Read the records beneath this task and copy every line that contains the string "more".

Material for the task START

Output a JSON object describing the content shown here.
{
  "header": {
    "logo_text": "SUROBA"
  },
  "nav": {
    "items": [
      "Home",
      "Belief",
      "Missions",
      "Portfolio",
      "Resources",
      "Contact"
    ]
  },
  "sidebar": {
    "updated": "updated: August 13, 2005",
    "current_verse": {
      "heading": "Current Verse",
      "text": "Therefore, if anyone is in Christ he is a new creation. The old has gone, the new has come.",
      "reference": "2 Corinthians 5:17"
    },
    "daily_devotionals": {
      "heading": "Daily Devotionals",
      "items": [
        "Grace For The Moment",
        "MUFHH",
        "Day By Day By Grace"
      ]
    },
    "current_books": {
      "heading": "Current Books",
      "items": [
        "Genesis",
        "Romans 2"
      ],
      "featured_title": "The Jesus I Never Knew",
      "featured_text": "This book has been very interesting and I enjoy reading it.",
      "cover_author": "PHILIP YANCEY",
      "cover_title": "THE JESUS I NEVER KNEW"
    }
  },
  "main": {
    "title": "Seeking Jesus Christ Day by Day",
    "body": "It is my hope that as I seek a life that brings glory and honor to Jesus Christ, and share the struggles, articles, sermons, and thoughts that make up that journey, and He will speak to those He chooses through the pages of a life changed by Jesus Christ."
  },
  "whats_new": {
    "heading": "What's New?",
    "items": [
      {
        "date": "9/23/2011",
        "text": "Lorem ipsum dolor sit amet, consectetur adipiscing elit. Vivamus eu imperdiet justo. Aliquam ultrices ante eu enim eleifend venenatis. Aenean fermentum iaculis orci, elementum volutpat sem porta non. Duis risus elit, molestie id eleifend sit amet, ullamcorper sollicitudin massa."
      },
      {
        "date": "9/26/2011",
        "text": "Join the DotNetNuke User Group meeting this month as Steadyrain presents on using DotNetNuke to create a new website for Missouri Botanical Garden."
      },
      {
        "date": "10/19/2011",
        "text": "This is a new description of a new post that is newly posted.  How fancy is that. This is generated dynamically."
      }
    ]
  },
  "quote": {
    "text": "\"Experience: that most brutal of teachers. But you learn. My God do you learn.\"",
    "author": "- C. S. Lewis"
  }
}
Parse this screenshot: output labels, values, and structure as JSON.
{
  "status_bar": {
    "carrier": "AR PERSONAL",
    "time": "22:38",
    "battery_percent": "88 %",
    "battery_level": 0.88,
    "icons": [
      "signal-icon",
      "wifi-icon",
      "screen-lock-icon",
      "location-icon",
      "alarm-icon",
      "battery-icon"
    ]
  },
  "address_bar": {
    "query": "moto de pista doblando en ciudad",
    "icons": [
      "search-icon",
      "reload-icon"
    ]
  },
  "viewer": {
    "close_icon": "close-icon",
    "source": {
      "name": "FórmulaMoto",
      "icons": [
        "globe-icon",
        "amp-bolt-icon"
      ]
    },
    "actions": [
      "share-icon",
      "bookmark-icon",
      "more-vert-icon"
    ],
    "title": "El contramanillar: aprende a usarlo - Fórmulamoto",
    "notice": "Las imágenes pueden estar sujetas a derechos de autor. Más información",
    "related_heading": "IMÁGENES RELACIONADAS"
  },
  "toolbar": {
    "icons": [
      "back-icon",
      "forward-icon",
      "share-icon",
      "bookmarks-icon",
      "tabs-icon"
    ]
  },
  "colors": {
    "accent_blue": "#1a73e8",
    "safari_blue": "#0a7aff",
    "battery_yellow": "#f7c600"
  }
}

Material for the task END
Material for the task START

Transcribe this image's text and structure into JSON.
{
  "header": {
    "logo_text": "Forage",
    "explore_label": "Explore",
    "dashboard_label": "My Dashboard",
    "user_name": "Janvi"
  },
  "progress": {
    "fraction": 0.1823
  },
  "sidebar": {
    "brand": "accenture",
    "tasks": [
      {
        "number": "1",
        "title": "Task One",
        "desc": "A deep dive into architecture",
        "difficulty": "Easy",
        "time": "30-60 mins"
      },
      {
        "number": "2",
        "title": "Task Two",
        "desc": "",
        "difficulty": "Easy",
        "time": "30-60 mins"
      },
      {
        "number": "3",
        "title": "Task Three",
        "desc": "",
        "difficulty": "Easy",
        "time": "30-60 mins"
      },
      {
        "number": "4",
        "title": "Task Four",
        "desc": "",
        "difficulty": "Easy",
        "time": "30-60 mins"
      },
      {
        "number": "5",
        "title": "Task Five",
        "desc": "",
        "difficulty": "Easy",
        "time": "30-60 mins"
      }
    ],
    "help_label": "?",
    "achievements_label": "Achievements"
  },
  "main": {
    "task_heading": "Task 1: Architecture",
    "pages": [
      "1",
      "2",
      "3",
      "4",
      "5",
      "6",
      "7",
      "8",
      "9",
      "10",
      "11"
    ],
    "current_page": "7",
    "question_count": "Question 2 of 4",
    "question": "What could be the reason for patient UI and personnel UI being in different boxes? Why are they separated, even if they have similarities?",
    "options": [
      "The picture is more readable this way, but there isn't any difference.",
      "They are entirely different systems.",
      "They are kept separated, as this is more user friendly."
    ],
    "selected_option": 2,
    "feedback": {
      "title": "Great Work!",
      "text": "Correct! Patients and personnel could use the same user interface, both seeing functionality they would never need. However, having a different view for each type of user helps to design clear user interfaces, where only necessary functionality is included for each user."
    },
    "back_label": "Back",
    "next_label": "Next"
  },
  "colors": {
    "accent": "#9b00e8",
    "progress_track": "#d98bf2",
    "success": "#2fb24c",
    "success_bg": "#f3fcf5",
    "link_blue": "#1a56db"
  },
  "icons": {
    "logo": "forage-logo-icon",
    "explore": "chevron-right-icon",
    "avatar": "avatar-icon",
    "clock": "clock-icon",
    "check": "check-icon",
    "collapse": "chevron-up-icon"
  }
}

Material for the task END

Written solution
      "more-vert-icon"
      "The picture is more readable this way, but there isn't any difference.",
      "They are kept separated, as this is more user friendly."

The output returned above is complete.